Exercise directions: For this exercise, repeat all of the material verbatim apart from its images.

----------------

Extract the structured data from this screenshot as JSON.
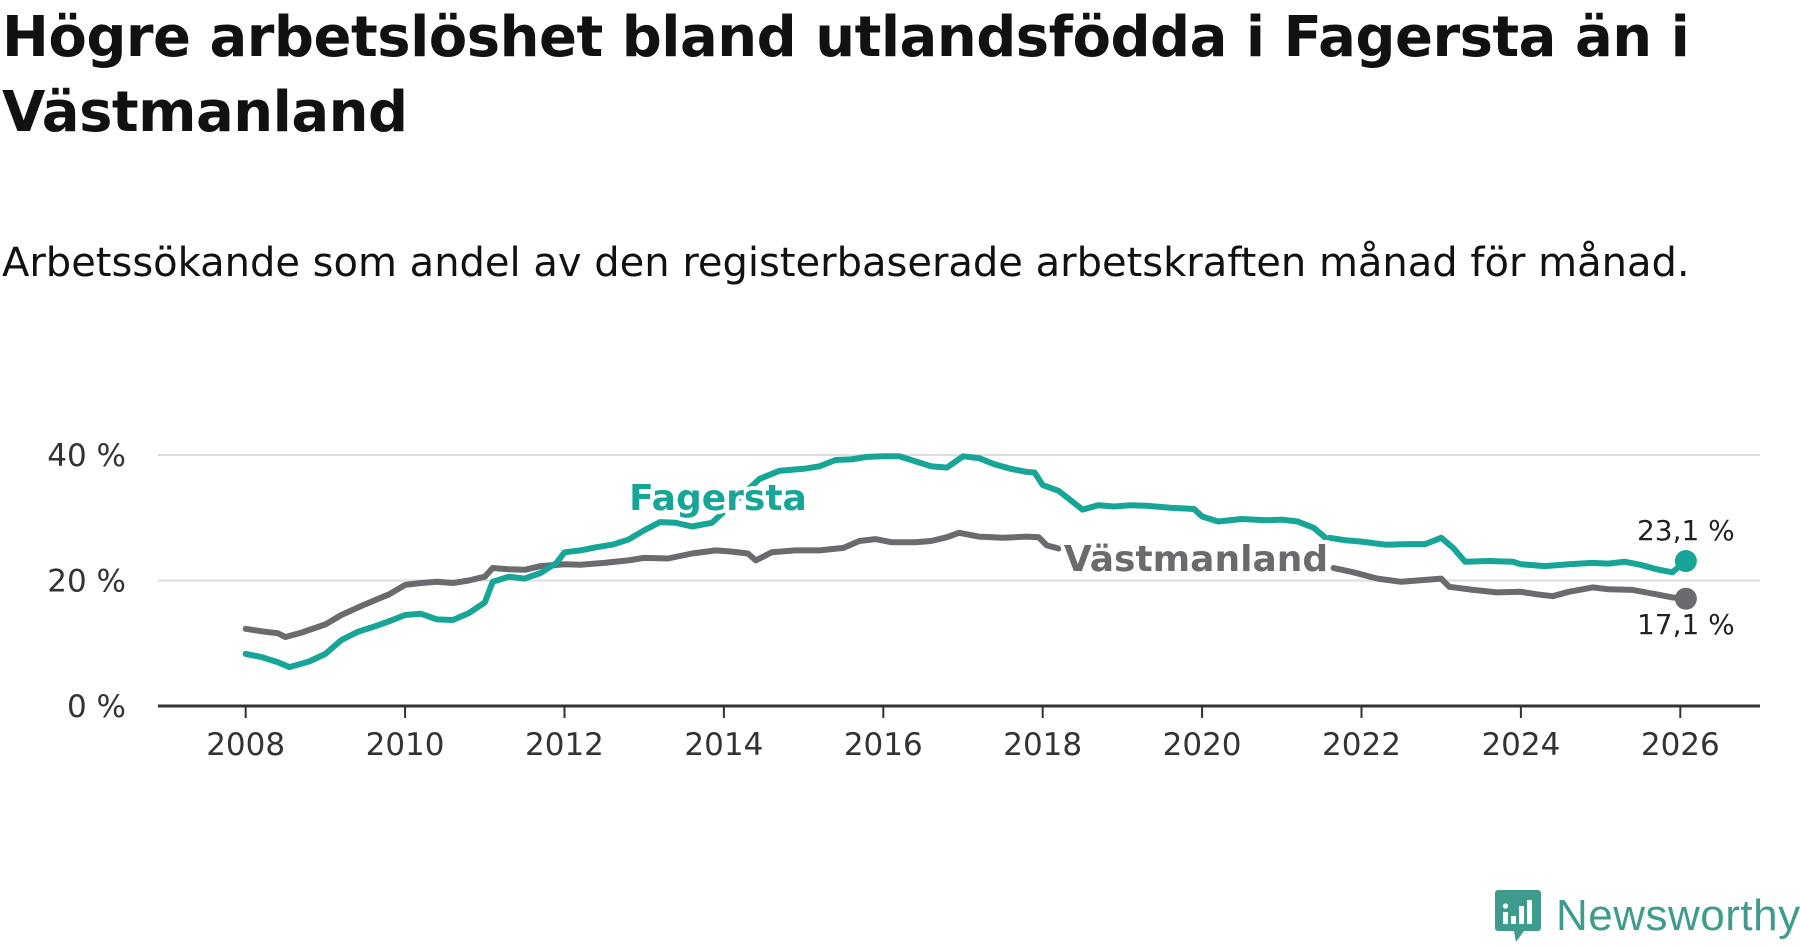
{
  "title": "Högre arbetslöshet bland utlandsfödda i Fagersta än i Västmanland",
  "subtitle": "Arbetssökande som andel av den registerbaserade arbetskraften månad för månad.",
  "brand": {
    "name": "Newsworthy",
    "icon": "newsworthy-logo-icon"
  },
  "colors": {
    "fagersta": "#16a596",
    "vastmanland": "#6b6a6f",
    "grid": "#dddddd",
    "axis": "#333333"
  },
  "chart_data": {
    "type": "line",
    "x_ticks": [
      "2008",
      "2010",
      "2012",
      "2014",
      "2016",
      "2018",
      "2020",
      "2022",
      "2024",
      "2026"
    ],
    "y_ticks": [
      "0 %",
      "20 %",
      "40 %"
    ],
    "ylim": [
      0,
      40
    ],
    "xlim": [
      2006.9,
      2027.0
    ],
    "grid": true,
    "series": [
      {
        "name": "Fagersta",
        "key": "fagersta",
        "end_label": "23,1 %",
        "points": [
          [
            2008.0,
            8.3
          ],
          [
            2008.2,
            7.8
          ],
          [
            2008.4,
            7.0
          ],
          [
            2008.55,
            6.2
          ],
          [
            2008.8,
            7.1
          ],
          [
            2009.0,
            8.3
          ],
          [
            2009.2,
            10.5
          ],
          [
            2009.4,
            11.8
          ],
          [
            2009.6,
            12.6
          ],
          [
            2009.8,
            13.5
          ],
          [
            2010.0,
            14.5
          ],
          [
            2010.2,
            14.7
          ],
          [
            2010.4,
            13.8
          ],
          [
            2010.6,
            13.7
          ],
          [
            2010.8,
            14.8
          ],
          [
            2011.0,
            16.5
          ],
          [
            2011.1,
            19.8
          ],
          [
            2011.3,
            20.6
          ],
          [
            2011.5,
            20.3
          ],
          [
            2011.7,
            21.2
          ],
          [
            2011.9,
            22.8
          ],
          [
            2012.0,
            24.5
          ],
          [
            2012.2,
            24.8
          ],
          [
            2012.4,
            25.3
          ],
          [
            2012.6,
            25.7
          ],
          [
            2012.8,
            26.5
          ],
          [
            2013.0,
            28.0
          ],
          [
            2013.2,
            29.3
          ],
          [
            2013.4,
            29.2
          ],
          [
            2013.6,
            28.6
          ],
          [
            2013.85,
            29.2
          ],
          [
            2014.45,
            36.2
          ],
          [
            2014.7,
            37.5
          ],
          [
            2015.0,
            37.8
          ],
          [
            2015.2,
            38.2
          ],
          [
            2015.4,
            39.2
          ],
          [
            2015.6,
            39.3
          ],
          [
            2015.8,
            39.7
          ],
          [
            2016.0,
            39.8
          ],
          [
            2016.2,
            39.8
          ],
          [
            2016.4,
            39.0
          ],
          [
            2016.6,
            38.2
          ],
          [
            2016.8,
            38.0
          ],
          [
            2017.0,
            39.8
          ],
          [
            2017.2,
            39.5
          ],
          [
            2017.4,
            38.5
          ],
          [
            2017.6,
            37.8
          ],
          [
            2017.8,
            37.3
          ],
          [
            2017.9,
            37.2
          ],
          [
            2018.0,
            35.2
          ],
          [
            2018.2,
            34.3
          ],
          [
            2018.35,
            32.8
          ],
          [
            2018.5,
            31.3
          ],
          [
            2018.7,
            32.0
          ],
          [
            2018.9,
            31.8
          ],
          [
            2019.1,
            32.0
          ],
          [
            2019.3,
            31.9
          ],
          [
            2019.6,
            31.6
          ],
          [
            2019.9,
            31.4
          ],
          [
            2020.0,
            30.2
          ],
          [
            2020.2,
            29.4
          ],
          [
            2020.5,
            29.8
          ],
          [
            2020.8,
            29.6
          ],
          [
            2021.0,
            29.7
          ],
          [
            2021.2,
            29.4
          ],
          [
            2021.4,
            28.4
          ],
          [
            2021.55,
            26.8
          ]
        ],
        "points_b": [
          [
            2021.6,
            26.8
          ],
          [
            2021.8,
            26.4
          ],
          [
            2022.0,
            26.2
          ],
          [
            2022.3,
            25.7
          ],
          [
            2022.6,
            25.8
          ],
          [
            2022.8,
            25.8
          ],
          [
            2023.0,
            26.8
          ],
          [
            2023.15,
            25.2
          ],
          [
            2023.3,
            23.0
          ],
          [
            2023.6,
            23.1
          ],
          [
            2023.9,
            23.0
          ],
          [
            2024.0,
            22.6
          ],
          [
            2024.3,
            22.3
          ],
          [
            2024.6,
            22.6
          ],
          [
            2024.9,
            22.8
          ],
          [
            2025.1,
            22.7
          ],
          [
            2025.3,
            23.0
          ],
          [
            2025.5,
            22.5
          ],
          [
            2025.7,
            21.8
          ],
          [
            2025.9,
            21.3
          ],
          [
            2026.07,
            23.1
          ]
        ]
      },
      {
        "name": "Västmanland",
        "key": "vastmanland",
        "end_label": "17,1 %",
        "points": [
          [
            2008.0,
            12.3
          ],
          [
            2008.2,
            11.9
          ],
          [
            2008.4,
            11.6
          ],
          [
            2008.5,
            11.0
          ],
          [
            2008.7,
            11.7
          ],
          [
            2009.0,
            13.0
          ],
          [
            2009.2,
            14.5
          ],
          [
            2009.5,
            16.2
          ],
          [
            2009.8,
            17.8
          ],
          [
            2010.0,
            19.3
          ],
          [
            2010.2,
            19.6
          ],
          [
            2010.4,
            19.8
          ],
          [
            2010.6,
            19.6
          ],
          [
            2010.8,
            20.0
          ],
          [
            2011.0,
            20.6
          ],
          [
            2011.1,
            22.0
          ],
          [
            2011.3,
            21.8
          ],
          [
            2011.5,
            21.7
          ],
          [
            2011.7,
            22.3
          ],
          [
            2012.0,
            22.6
          ],
          [
            2012.2,
            22.5
          ],
          [
            2012.5,
            22.8
          ],
          [
            2012.8,
            23.2
          ],
          [
            2013.0,
            23.6
          ],
          [
            2013.3,
            23.5
          ],
          [
            2013.6,
            24.3
          ],
          [
            2013.9,
            24.8
          ],
          [
            2014.1,
            24.6
          ],
          [
            2014.3,
            24.3
          ],
          [
            2014.4,
            23.2
          ],
          [
            2014.6,
            24.5
          ],
          [
            2014.9,
            24.8
          ],
          [
            2015.2,
            24.8
          ],
          [
            2015.5,
            25.2
          ],
          [
            2015.7,
            26.3
          ],
          [
            2015.9,
            26.6
          ],
          [
            2016.1,
            26.1
          ],
          [
            2016.4,
            26.1
          ],
          [
            2016.6,
            26.3
          ],
          [
            2016.8,
            26.9
          ],
          [
            2016.95,
            27.6
          ],
          [
            2017.2,
            27.0
          ],
          [
            2017.5,
            26.8
          ],
          [
            2017.8,
            27.0
          ],
          [
            2017.95,
            26.9
          ],
          [
            2018.05,
            25.6
          ],
          [
            2018.2,
            25.1
          ]
        ],
        "points_b": [
          [
            2021.65,
            22.0
          ],
          [
            2021.9,
            21.3
          ],
          [
            2022.2,
            20.3
          ],
          [
            2022.5,
            19.8
          ],
          [
            2022.8,
            20.1
          ],
          [
            2023.0,
            20.3
          ],
          [
            2023.1,
            19.0
          ],
          [
            2023.4,
            18.5
          ],
          [
            2023.7,
            18.1
          ],
          [
            2024.0,
            18.2
          ],
          [
            2024.2,
            17.8
          ],
          [
            2024.4,
            17.5
          ],
          [
            2024.6,
            18.2
          ],
          [
            2024.9,
            18.9
          ],
          [
            2025.1,
            18.6
          ],
          [
            2025.4,
            18.5
          ],
          [
            2025.7,
            17.8
          ],
          [
            2025.9,
            17.3
          ],
          [
            2026.07,
            17.1
          ]
        ]
      }
    ]
  }
}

----------------

Reply to the task:
Extract the structured data from this screenshot as JSON.
{
  "title": "Högre arbetslöshet bland utlandsfödda i Fagersta än i Västmanland",
  "subtitle": "Arbetssökande som andel av den registerbaserade arbetskraften månad för månad.",
  "brand": {
    "name": "Newsworthy",
    "icon": "newsworthy-logo-icon"
  },
  "colors": {
    "fagersta": "#16a596",
    "vastmanland": "#6b6a6f",
    "grid": "#dddddd",
    "axis": "#333333"
  },
  "chart_data": {
    "type": "line",
    "x_ticks": [
      "2008",
      "2010",
      "2012",
      "2014",
      "2016",
      "2018",
      "2020",
      "2022",
      "2024",
      "2026"
    ],
    "y_ticks": [
      "0 %",
      "20 %",
      "40 %"
    ],
    "ylim": [
      0,
      40
    ],
    "xlim": [
      2006.9,
      2027.0
    ],
    "grid": true,
    "series": [
      {
        "name": "Fagersta",
        "key": "fagersta",
        "end_label": "23,1 %",
        "points": [
          [
            2008.0,
            8.3
          ],
          [
            2008.2,
            7.8
          ],
          [
            2008.4,
            7.0
          ],
          [
            2008.55,
            6.2
          ],
          [
            2008.8,
            7.1
          ],
          [
            2009.0,
            8.3
          ],
          [
            2009.2,
            10.5
          ],
          [
            2009.4,
            11.8
          ],
          [
            2009.6,
            12.6
          ],
          [
            2009.8,
            13.5
          ],
          [
            2010.0,
            14.5
          ],
          [
            2010.2,
            14.7
          ],
          [
            2010.4,
            13.8
          ],
          [
            2010.6,
            13.7
          ],
          [
            2010.8,
            14.8
          ],
          [
            2011.0,
            16.5
          ],
          [
            2011.1,
            19.8
          ],
          [
            2011.3,
            20.6
          ],
          [
            2011.5,
            20.3
          ],
          [
            2011.7,
            21.2
          ],
          [
            2011.9,
            22.8
          ],
          [
            2012.0,
            24.5
          ],
          [
            2012.2,
            24.8
          ],
          [
            2012.4,
            25.3
          ],
          [
            2012.6,
            25.7
          ],
          [
            2012.8,
            26.5
          ],
          [
            2013.0,
            28.0
          ],
          [
            2013.2,
            29.3
          ],
          [
            2013.4,
            29.2
          ],
          [
            2013.6,
            28.6
          ],
          [
            2013.85,
            29.2
          ],
          [
            2014.45,
            36.2
          ],
          [
            2014.7,
            37.5
          ],
          [
            2015.0,
            37.8
          ],
          [
            2015.2,
            38.2
          ],
          [
            2015.4,
            39.2
          ],
          [
            2015.6,
            39.3
          ],
          [
            2015.8,
            39.7
          ],
          [
            2016.0,
            39.8
          ],
          [
            2016.2,
            39.8
          ],
          [
            2016.4,
            39.0
          ],
          [
            2016.6,
            38.2
          ],
          [
            2016.8,
            38.0
          ],
          [
            2017.0,
            39.8
          ],
          [
            2017.2,
            39.5
          ],
          [
            2017.4,
            38.5
          ],
          [
            2017.6,
            37.8
          ],
          [
            2017.8,
            37.3
          ],
          [
            2017.9,
            37.2
          ],
          [
            2018.0,
            35.2
          ],
          [
            2018.2,
            34.3
          ],
          [
            2018.35,
            32.8
          ],
          [
            2018.5,
            31.3
          ],
          [
            2018.7,
            32.0
          ],
          [
            2018.9,
            31.8
          ],
          [
            2019.1,
            32.0
          ],
          [
            2019.3,
            31.9
          ],
          [
            2019.6,
            31.6
          ],
          [
            2019.9,
            31.4
          ],
          [
            2020.0,
            30.2
          ],
          [
            2020.2,
            29.4
          ],
          [
            2020.5,
            29.8
          ],
          [
            2020.8,
            29.6
          ],
          [
            2021.0,
            29.7
          ],
          [
            2021.2,
            29.4
          ],
          [
            2021.4,
            28.4
          ],
          [
            2021.55,
            26.8
          ]
        ],
        "points_b": [
          [
            2021.6,
            26.8
          ],
          [
            2021.8,
            26.4
          ],
          [
            2022.0,
            26.2
          ],
          [
            2022.3,
            25.7
          ],
          [
            2022.6,
            25.8
          ],
          [
            2022.8,
            25.8
          ],
          [
            2023.0,
            26.8
          ],
          [
            2023.15,
            25.2
          ],
          [
            2023.3,
            23.0
          ],
          [
            2023.6,
            23.1
          ],
          [
            2023.9,
            23.0
          ],
          [
            2024.0,
            22.6
          ],
          [
            2024.3,
            22.3
          ],
          [
            2024.6,
            22.6
          ],
          [
            2024.9,
            22.8
          ],
          [
            2025.1,
            22.7
          ],
          [
            2025.3,
            23.0
          ],
          [
            2025.5,
            22.5
          ],
          [
            2025.7,
            21.8
          ],
          [
            2025.9,
            21.3
          ],
          [
            2026.07,
            23.1
          ]
        ]
      },
      {
        "name": "Västmanland",
        "key": "vastmanland",
        "end_label": "17,1 %",
        "points": [
          [
            2008.0,
            12.3
          ],
          [
            2008.2,
            11.9
          ],
          [
            2008.4,
            11.6
          ],
          [
            2008.5,
            11.0
          ],
          [
            2008.7,
            11.7
          ],
          [
            2009.0,
            13.0
          ],
          [
            2009.2,
            14.5
          ],
          [
            2009.5,
            16.2
          ],
          [
            2009.8,
            17.8
          ],
          [
            2010.0,
            19.3
          ],
          [
            2010.2,
            19.6
          ],
          [
            2010.4,
            19.8
          ],
          [
            2010.6,
            19.6
          ],
          [
            2010.8,
            20.0
          ],
          [
            2011.0,
            20.6
          ],
          [
            2011.1,
            22.0
          ],
          [
            2011.3,
            21.8
          ],
          [
            2011.5,
            21.7
          ],
          [
            2011.7,
            22.3
          ],
          [
            2012.0,
            22.6
          ],
          [
            2012.2,
            22.5
          ],
          [
            2012.5,
            22.8
          ],
          [
            2012.8,
            23.2
          ],
          [
            2013.0,
            23.6
          ],
          [
            2013.3,
            23.5
          ],
          [
            2013.6,
            24.3
          ],
          [
            2013.9,
            24.8
          ],
          [
            2014.1,
            24.6
          ],
          [
            2014.3,
            24.3
          ],
          [
            2014.4,
            23.2
          ],
          [
            2014.6,
            24.5
          ],
          [
            2014.9,
            24.8
          ],
          [
            2015.2,
            24.8
          ],
          [
            2015.5,
            25.2
          ],
          [
            2015.7,
            26.3
          ],
          [
            2015.9,
            26.6
          ],
          [
            2016.1,
            26.1
          ],
          [
            2016.4,
            26.1
          ],
          [
            2016.6,
            26.3
          ],
          [
            2016.8,
            26.9
          ],
          [
            2016.95,
            27.6
          ],
          [
            2017.2,
            27.0
          ],
          [
            2017.5,
            26.8
          ],
          [
            2017.8,
            27.0
          ],
          [
            2017.95,
            26.9
          ],
          [
            2018.05,
            25.6
          ],
          [
            2018.2,
            25.1
          ]
        ],
        "points_b": [
          [
            2021.65,
            22.0
          ],
          [
            2021.9,
            21.3
          ],
          [
            2022.2,
            20.3
          ],
          [
            2022.5,
            19.8
          ],
          [
            2022.8,
            20.1
          ],
          [
            2023.0,
            20.3
          ],
          [
            2023.1,
            19.0
          ],
          [
            2023.4,
            18.5
          ],
          [
            2023.7,
            18.1
          ],
          [
            2024.0,
            18.2
          ],
          [
            2024.2,
            17.8
          ],
          [
            2024.4,
            17.5
          ],
          [
            2024.6,
            18.2
          ],
          [
            2024.9,
            18.9
          ],
          [
            2025.1,
            18.6
          ],
          [
            2025.4,
            18.5
          ],
          [
            2025.7,
            17.8
          ],
          [
            2025.9,
            17.3
          ],
          [
            2026.07,
            17.1
          ]
        ]
      }
    ]
  }
}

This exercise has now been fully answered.